| JOB |
Copy each line in which the string "user" occurs.
-- Begin --
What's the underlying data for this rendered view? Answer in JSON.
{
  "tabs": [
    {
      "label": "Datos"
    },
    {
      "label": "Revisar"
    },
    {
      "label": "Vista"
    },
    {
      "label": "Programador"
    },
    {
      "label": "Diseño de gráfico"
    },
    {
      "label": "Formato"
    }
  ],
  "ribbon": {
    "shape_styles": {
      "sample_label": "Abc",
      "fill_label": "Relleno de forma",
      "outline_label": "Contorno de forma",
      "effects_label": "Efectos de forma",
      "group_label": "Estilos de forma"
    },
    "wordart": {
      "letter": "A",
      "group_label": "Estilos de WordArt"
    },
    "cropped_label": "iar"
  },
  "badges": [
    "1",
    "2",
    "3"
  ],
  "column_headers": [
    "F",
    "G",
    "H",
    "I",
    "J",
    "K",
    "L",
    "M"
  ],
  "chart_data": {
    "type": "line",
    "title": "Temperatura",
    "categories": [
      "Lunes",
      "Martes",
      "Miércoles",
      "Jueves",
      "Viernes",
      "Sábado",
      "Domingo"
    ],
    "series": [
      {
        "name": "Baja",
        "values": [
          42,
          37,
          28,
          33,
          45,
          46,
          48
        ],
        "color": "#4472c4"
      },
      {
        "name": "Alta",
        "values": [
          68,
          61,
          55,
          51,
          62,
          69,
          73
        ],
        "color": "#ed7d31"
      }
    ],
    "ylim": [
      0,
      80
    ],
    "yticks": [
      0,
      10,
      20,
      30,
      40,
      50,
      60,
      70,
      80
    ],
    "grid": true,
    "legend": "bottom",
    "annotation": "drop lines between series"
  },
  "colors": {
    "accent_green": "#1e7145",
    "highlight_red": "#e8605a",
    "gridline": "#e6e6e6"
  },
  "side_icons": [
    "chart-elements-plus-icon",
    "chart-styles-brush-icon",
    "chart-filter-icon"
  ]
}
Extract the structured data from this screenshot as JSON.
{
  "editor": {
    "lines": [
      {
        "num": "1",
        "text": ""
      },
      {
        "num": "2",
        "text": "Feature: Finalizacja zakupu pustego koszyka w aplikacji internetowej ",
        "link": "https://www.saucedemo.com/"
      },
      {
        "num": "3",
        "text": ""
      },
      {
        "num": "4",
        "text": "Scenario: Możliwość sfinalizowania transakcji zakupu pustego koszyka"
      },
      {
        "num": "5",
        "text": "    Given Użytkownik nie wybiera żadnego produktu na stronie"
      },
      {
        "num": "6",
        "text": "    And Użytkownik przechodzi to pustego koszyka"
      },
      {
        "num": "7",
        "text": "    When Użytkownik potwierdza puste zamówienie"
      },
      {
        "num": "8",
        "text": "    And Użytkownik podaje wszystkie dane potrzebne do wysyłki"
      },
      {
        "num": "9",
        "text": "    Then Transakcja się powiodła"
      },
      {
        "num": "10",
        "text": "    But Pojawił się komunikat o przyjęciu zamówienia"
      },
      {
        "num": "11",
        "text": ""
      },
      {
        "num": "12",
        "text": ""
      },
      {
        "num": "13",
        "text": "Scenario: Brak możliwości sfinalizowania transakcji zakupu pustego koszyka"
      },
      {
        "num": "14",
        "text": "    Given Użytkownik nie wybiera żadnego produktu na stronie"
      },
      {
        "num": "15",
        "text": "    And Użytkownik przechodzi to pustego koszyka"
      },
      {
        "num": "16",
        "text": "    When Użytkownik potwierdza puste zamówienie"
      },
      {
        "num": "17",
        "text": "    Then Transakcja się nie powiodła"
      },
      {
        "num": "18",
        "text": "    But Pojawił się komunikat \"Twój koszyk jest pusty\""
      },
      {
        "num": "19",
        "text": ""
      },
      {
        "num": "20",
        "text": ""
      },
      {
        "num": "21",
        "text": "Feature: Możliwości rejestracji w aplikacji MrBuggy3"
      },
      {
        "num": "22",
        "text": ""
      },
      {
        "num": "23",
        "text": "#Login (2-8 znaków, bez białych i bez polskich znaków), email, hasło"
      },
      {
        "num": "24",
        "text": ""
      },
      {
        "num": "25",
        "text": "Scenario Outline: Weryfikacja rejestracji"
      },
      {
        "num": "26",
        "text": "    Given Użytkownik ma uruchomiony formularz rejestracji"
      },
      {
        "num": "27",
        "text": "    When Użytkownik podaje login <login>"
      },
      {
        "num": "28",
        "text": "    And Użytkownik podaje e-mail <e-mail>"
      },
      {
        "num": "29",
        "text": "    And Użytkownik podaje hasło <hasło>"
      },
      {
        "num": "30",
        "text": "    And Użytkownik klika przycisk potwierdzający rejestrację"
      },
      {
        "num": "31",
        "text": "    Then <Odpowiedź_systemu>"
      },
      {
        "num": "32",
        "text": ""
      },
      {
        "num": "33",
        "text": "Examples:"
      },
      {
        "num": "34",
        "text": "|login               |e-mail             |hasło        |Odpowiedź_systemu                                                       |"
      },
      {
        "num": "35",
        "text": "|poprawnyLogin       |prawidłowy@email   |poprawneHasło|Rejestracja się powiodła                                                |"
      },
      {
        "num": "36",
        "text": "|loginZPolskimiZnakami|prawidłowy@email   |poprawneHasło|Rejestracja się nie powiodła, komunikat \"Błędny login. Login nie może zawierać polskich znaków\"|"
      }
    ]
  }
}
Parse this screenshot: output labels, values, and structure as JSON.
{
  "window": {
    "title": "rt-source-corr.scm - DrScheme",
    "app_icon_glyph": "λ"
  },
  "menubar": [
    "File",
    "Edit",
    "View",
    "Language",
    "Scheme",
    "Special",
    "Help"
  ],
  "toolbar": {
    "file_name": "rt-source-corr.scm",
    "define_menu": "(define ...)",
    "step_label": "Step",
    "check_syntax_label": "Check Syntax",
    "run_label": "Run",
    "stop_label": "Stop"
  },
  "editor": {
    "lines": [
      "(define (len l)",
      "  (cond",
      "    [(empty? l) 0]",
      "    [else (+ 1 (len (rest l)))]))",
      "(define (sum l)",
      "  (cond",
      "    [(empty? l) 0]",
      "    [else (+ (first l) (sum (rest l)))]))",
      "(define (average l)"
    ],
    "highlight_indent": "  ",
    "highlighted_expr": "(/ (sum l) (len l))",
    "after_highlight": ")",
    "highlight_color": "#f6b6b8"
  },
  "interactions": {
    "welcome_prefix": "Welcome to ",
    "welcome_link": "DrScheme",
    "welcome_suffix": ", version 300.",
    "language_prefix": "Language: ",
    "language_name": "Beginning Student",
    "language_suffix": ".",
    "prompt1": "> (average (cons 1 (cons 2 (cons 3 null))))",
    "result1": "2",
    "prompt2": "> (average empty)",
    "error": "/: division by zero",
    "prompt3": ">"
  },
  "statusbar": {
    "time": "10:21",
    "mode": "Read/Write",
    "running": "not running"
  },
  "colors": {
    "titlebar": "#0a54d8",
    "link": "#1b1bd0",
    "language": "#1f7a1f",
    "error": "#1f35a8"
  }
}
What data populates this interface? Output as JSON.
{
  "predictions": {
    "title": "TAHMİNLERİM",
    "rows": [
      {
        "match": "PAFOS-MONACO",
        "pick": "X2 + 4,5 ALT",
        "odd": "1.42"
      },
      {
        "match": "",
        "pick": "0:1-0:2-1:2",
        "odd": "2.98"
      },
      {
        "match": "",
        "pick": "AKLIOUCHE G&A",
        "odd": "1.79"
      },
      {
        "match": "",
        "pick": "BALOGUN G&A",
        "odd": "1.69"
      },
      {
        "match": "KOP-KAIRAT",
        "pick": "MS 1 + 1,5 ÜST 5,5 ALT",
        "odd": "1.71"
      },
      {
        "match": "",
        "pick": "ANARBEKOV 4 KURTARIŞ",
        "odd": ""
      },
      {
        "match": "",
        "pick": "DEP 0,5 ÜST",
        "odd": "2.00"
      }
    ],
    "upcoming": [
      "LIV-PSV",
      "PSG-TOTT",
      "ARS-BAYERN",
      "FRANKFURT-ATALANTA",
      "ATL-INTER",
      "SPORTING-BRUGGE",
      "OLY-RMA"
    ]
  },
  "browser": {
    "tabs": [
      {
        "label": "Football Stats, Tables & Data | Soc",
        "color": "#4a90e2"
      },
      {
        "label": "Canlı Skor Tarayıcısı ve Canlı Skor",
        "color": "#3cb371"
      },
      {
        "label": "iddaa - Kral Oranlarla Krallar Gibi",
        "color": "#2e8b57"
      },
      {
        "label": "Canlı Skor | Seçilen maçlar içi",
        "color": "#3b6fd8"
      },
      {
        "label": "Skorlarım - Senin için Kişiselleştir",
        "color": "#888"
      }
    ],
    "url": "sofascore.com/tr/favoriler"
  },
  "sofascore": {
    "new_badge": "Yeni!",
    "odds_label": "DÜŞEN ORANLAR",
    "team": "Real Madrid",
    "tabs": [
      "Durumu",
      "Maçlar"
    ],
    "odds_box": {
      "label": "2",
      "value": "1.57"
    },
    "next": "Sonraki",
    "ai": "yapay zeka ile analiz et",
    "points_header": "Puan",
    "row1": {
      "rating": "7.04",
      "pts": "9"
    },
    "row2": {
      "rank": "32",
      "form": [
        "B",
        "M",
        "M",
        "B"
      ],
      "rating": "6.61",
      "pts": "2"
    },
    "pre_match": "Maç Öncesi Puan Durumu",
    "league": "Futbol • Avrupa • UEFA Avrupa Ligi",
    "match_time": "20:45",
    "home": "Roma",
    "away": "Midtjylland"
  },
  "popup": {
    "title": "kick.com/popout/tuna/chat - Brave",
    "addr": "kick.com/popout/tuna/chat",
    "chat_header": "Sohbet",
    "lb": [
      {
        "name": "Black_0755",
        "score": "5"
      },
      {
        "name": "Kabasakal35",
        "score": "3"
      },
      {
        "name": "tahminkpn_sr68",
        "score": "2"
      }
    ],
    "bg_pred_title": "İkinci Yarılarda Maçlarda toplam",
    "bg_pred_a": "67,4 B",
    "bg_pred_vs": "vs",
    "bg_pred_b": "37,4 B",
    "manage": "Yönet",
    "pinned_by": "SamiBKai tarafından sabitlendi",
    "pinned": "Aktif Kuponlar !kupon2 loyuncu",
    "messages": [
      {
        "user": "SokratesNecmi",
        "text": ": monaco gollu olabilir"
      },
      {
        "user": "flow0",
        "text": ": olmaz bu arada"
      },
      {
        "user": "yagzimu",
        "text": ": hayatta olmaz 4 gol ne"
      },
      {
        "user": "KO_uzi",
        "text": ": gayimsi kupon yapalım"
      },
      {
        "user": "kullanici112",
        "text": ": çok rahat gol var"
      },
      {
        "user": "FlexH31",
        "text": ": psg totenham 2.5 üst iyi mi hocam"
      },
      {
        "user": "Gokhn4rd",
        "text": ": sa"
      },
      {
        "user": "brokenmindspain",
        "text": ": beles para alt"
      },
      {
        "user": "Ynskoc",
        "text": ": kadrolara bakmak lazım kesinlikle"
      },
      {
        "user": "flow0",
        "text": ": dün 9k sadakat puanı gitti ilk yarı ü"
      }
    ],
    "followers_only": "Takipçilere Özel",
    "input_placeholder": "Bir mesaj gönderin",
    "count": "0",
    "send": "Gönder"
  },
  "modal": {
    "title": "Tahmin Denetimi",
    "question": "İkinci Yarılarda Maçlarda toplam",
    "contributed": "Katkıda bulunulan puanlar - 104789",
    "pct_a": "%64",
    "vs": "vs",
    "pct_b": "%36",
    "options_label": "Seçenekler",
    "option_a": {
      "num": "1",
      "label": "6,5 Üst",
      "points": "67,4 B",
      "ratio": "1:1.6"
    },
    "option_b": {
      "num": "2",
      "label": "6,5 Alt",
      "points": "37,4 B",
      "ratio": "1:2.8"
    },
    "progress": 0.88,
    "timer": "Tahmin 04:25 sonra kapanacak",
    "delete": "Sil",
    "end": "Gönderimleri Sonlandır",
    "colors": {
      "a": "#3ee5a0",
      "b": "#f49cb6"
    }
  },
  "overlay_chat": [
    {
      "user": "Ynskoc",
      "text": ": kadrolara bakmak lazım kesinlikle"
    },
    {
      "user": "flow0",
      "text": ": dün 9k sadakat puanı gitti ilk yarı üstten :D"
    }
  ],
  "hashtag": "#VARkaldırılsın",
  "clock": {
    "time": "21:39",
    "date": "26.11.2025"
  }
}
-- End --
| WRITTEN ANSWER |
        "user": "SokratesNecmi",
        "user": "flow0",
        "user": "yagzimu",
        "user": "KO_uzi",
        "user": "kullanici112",
        "user": "FlexH31",
        "user": "Gokhn4rd",
        "user": "brokenmindspain",
        "user": "Ynskoc",
        "user": "flow0",
      "user": "Ynskoc",
      "user": "flow0",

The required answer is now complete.